STORED ROWS

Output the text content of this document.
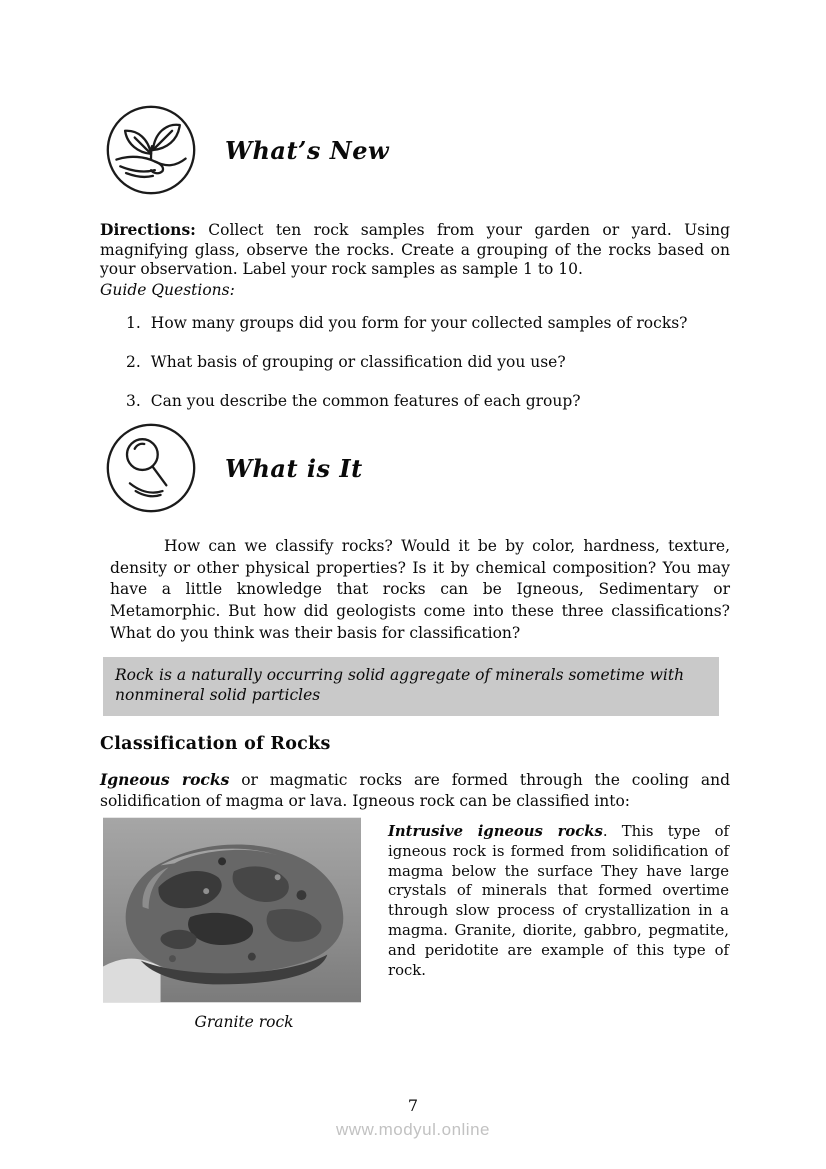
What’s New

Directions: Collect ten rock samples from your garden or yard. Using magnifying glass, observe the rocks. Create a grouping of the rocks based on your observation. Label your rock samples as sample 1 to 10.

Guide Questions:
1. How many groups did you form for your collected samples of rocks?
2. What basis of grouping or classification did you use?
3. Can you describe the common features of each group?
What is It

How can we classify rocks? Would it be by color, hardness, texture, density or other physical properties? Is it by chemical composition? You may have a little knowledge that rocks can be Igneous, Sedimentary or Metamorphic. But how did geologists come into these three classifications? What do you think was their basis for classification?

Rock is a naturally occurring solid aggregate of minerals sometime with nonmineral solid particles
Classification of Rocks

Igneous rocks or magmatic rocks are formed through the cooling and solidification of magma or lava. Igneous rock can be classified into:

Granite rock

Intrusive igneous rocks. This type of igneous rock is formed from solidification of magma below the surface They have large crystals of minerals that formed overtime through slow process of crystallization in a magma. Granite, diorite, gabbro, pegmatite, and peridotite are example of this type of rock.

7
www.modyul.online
--
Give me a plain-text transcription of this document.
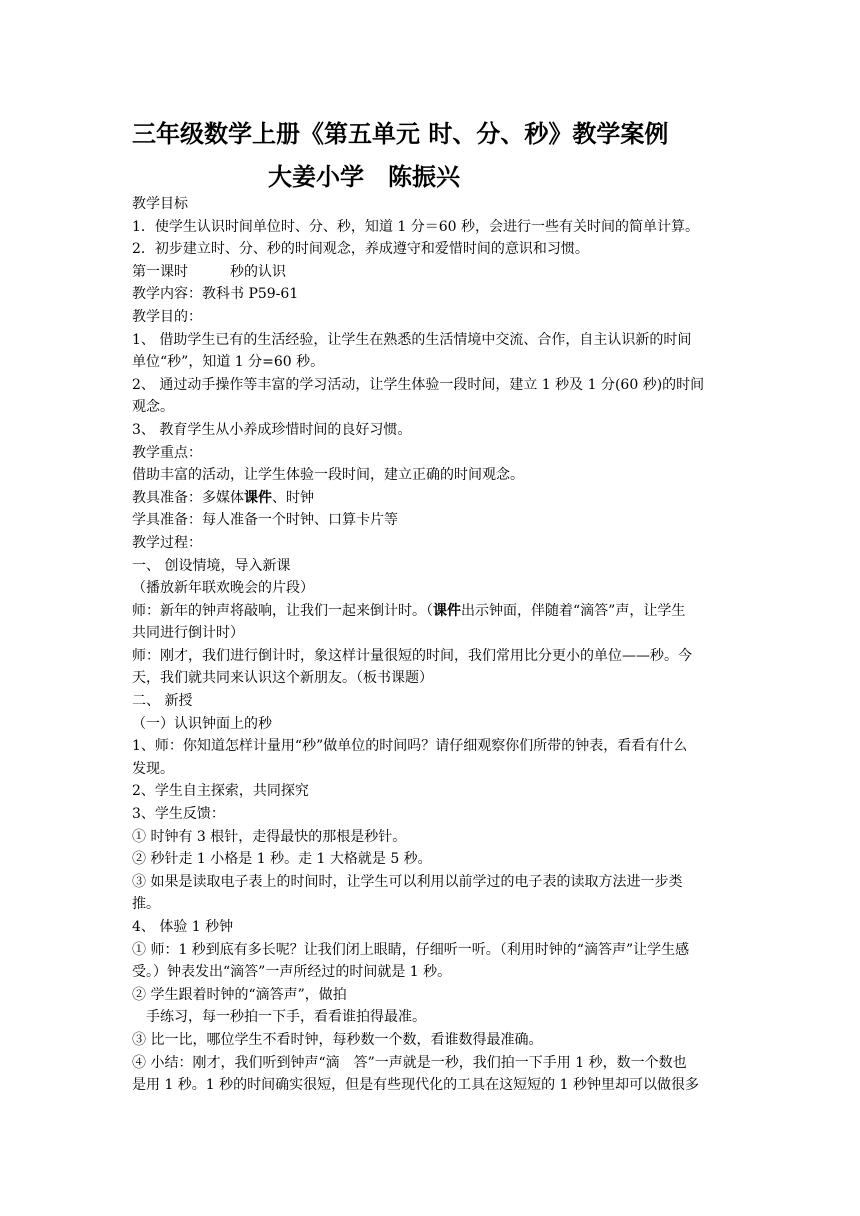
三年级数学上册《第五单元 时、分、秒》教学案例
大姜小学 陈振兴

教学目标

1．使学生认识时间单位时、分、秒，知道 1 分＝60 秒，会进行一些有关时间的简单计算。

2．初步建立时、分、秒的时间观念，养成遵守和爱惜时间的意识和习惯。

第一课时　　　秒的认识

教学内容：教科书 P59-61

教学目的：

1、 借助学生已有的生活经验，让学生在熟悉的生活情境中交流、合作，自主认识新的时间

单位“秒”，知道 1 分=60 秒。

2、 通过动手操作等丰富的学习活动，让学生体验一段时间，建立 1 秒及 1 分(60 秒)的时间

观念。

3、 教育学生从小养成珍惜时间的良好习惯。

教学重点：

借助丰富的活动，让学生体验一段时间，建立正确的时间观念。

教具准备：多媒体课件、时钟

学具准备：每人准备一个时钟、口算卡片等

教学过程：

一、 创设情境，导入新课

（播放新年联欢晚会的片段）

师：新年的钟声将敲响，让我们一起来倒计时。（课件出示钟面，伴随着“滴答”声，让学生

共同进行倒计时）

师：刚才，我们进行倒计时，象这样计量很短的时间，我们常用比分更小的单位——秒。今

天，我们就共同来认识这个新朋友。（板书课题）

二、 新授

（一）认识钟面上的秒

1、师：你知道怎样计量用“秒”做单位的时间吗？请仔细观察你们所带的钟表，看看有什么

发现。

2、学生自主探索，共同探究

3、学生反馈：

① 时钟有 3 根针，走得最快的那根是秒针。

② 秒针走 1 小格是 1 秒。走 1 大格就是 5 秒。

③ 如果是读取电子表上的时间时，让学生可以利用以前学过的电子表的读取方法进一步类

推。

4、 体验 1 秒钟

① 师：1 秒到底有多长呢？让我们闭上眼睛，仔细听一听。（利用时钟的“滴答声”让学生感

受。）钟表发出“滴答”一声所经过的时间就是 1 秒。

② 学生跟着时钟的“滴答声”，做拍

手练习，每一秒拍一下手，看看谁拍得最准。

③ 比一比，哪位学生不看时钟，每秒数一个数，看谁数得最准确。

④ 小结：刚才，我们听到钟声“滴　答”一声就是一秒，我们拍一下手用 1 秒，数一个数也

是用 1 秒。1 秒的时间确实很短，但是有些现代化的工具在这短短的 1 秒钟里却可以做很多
--
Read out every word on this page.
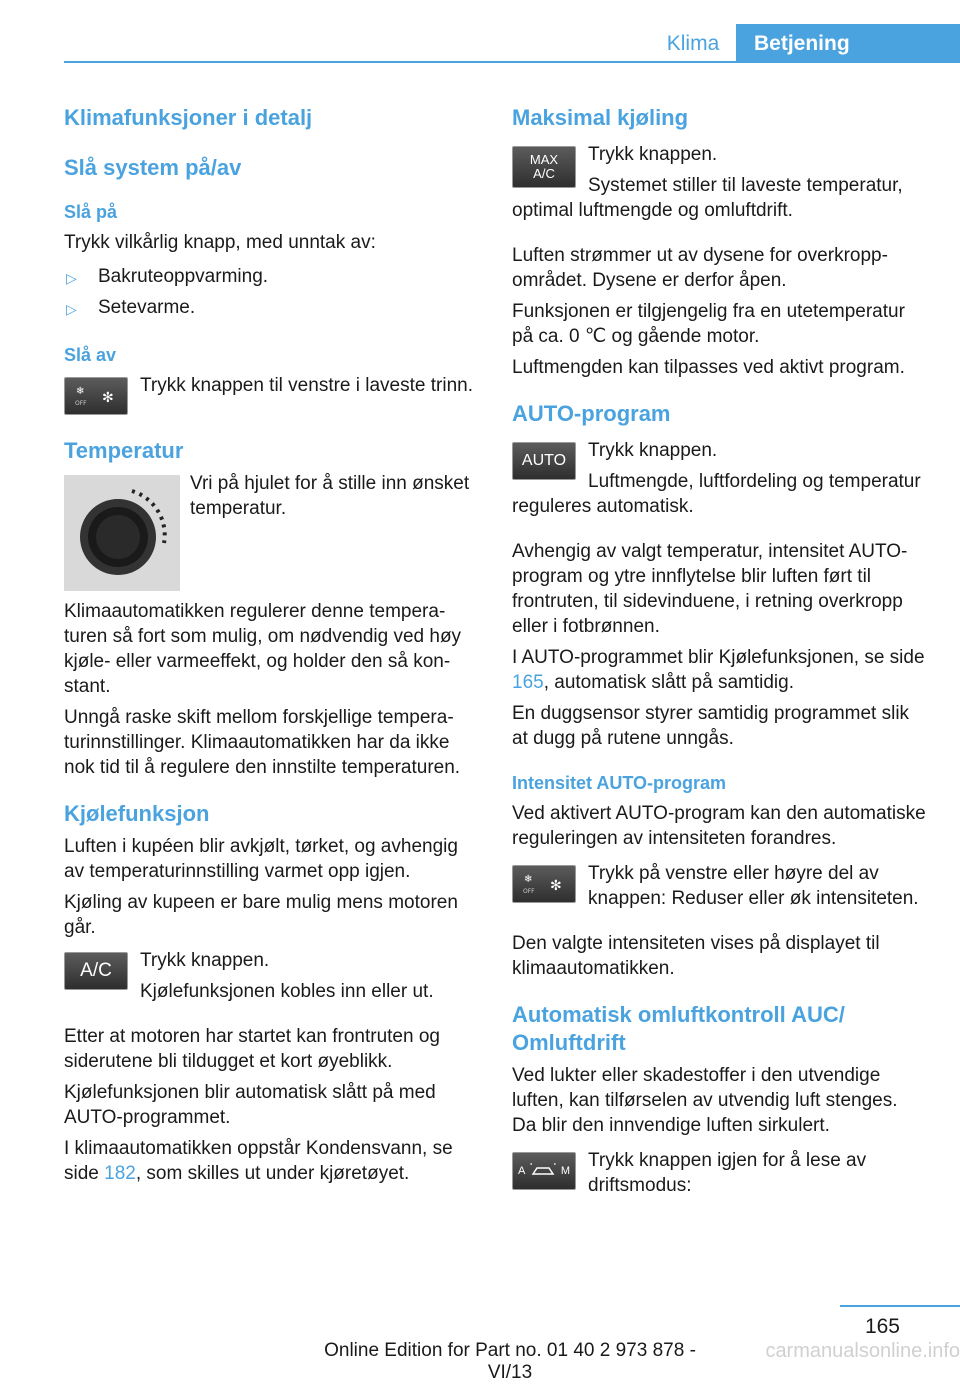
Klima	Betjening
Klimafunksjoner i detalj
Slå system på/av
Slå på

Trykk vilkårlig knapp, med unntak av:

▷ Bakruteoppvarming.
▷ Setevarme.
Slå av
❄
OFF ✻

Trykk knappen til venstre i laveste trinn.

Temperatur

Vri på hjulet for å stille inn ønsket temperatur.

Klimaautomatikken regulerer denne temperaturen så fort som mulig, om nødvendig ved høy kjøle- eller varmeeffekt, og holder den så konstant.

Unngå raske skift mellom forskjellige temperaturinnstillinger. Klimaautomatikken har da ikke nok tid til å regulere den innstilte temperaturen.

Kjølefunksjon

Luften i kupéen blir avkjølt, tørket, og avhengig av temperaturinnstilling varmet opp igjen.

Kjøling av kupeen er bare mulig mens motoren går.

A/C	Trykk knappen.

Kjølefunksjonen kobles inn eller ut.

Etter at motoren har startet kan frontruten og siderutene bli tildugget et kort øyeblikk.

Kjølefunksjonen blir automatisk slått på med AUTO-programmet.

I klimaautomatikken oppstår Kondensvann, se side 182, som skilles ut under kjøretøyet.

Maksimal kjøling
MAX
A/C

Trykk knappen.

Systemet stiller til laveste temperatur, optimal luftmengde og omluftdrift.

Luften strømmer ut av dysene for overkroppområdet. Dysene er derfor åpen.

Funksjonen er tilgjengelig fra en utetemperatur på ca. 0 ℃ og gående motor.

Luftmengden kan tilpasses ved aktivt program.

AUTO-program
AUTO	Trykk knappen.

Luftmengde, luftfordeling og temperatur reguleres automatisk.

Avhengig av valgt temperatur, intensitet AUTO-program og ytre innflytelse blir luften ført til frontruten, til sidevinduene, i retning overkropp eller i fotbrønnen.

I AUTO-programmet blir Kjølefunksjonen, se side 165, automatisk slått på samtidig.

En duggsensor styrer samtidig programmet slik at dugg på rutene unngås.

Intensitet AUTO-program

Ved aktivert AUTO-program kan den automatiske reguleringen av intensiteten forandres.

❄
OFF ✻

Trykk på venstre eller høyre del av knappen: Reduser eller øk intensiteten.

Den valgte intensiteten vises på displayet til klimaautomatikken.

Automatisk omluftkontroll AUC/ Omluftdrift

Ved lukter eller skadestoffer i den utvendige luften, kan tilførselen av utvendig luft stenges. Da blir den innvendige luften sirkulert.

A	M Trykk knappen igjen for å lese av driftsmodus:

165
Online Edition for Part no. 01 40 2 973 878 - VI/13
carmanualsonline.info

WHAT IS REQUIRED
Tally up the lines holding the word "samtidig" in the data above, and answer with that figure only.

SOLUTION TO THE PROBLEM
2